● Challenge: Pull out every line in the records below that contains the string "heading", treating uppercase and lowercase letters as different.

::: Records for this exercise

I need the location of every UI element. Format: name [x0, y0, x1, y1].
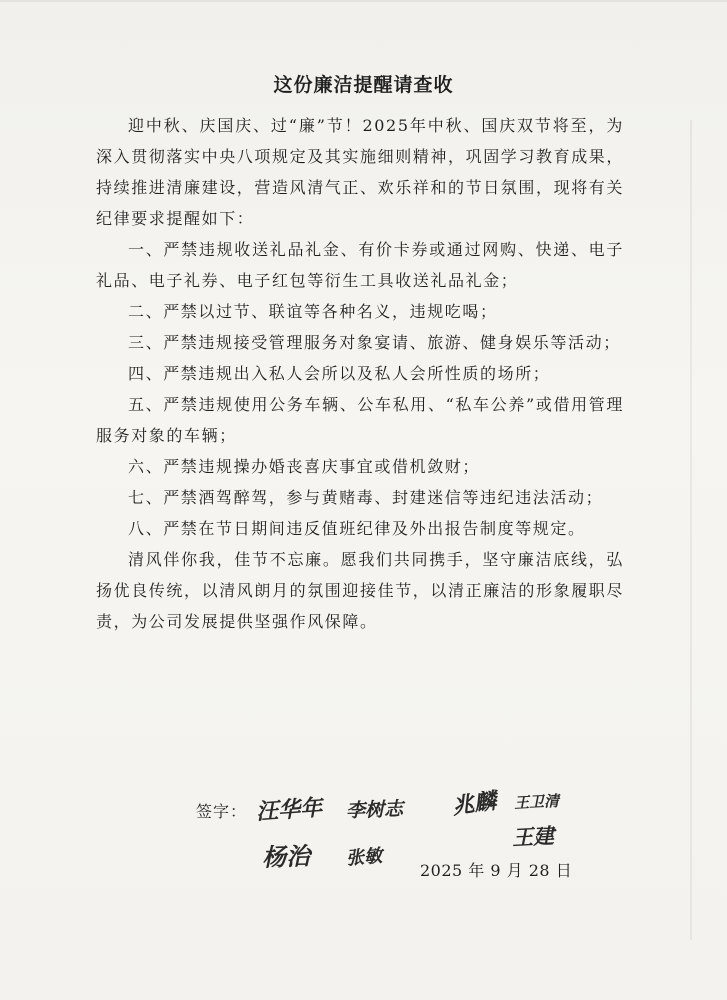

::::::
::: Records for this exercise

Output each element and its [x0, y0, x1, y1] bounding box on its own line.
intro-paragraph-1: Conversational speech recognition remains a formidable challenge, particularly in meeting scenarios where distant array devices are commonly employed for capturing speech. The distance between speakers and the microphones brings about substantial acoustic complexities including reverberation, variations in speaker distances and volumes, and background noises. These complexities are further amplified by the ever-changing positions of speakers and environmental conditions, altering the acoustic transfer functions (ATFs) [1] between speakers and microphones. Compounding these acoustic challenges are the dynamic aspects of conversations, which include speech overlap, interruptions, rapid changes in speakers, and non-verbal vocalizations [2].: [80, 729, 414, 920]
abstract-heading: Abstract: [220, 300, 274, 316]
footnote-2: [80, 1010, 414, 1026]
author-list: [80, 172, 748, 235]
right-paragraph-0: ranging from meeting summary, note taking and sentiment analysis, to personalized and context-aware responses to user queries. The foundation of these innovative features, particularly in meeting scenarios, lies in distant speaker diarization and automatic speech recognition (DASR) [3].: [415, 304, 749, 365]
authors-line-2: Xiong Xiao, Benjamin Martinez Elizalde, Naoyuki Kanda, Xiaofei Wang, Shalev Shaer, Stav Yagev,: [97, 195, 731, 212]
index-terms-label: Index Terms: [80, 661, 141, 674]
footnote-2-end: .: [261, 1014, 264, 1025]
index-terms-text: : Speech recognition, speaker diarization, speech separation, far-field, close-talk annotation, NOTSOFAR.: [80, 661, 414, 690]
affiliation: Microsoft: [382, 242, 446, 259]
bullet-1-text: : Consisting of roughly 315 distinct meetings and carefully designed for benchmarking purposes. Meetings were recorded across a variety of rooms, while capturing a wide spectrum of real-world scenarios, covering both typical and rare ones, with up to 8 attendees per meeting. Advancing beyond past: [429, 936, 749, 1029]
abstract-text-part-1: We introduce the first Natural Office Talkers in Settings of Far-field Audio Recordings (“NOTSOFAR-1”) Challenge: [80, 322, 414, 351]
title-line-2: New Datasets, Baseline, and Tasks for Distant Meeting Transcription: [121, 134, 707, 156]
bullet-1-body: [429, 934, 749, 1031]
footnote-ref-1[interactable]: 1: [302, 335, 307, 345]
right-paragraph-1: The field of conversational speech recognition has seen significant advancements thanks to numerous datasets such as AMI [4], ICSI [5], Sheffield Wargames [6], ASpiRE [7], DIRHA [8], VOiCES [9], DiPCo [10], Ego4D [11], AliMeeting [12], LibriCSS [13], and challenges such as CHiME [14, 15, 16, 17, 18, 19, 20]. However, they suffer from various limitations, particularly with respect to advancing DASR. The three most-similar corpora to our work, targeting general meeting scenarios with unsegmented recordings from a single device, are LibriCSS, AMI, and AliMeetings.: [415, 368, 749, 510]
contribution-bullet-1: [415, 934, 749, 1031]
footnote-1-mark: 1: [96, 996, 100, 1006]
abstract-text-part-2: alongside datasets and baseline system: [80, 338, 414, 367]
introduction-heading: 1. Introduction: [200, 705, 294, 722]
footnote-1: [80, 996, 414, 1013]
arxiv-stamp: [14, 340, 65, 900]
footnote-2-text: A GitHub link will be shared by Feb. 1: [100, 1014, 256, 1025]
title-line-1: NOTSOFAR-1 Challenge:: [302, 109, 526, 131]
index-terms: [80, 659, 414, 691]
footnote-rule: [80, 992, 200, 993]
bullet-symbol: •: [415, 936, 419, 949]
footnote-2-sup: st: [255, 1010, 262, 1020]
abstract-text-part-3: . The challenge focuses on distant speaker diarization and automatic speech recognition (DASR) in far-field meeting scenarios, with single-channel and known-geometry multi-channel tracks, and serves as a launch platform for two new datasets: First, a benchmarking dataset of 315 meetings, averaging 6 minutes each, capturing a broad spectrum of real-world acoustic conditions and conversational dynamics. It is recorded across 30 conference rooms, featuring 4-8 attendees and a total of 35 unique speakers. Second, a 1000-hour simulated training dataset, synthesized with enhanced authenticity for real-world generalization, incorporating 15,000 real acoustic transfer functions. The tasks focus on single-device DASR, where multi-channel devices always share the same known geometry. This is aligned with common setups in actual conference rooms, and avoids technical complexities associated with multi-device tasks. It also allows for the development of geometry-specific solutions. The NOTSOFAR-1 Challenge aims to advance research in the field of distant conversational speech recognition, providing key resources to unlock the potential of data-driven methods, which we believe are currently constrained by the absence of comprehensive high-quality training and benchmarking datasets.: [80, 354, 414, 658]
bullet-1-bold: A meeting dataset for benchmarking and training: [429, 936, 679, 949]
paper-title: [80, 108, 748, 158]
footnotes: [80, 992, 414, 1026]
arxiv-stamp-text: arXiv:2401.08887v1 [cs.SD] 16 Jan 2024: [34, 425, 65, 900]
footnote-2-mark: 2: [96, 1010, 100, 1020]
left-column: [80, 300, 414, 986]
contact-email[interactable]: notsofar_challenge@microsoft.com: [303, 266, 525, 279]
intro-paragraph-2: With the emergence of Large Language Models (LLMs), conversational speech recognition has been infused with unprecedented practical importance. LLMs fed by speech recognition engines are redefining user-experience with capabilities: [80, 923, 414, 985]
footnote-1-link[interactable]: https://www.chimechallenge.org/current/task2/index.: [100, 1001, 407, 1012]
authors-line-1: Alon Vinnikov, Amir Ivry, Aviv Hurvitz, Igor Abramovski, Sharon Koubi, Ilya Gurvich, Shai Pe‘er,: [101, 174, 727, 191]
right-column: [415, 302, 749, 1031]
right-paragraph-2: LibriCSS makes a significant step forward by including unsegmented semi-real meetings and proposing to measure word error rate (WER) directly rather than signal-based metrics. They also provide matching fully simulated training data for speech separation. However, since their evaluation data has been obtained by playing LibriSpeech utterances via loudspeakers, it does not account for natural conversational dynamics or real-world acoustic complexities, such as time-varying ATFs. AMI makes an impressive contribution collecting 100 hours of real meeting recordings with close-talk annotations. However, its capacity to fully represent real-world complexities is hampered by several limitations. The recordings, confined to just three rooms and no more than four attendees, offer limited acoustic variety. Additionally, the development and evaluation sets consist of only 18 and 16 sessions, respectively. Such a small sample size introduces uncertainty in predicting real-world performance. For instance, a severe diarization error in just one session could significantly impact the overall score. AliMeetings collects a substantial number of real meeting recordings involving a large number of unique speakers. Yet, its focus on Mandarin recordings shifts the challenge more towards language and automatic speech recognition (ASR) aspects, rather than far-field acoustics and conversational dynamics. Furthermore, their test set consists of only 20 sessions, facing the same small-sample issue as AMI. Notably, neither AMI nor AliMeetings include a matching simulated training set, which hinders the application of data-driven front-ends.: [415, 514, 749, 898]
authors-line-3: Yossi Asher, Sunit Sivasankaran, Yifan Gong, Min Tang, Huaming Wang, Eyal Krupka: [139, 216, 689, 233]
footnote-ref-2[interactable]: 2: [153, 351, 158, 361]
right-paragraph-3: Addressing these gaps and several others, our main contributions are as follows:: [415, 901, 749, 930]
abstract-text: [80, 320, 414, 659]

::::::

● Exercise output:
abstract-heading: Abstract: [220, 300, 274, 316]
introduction-heading: 1. Introduction: [200, 705, 294, 722]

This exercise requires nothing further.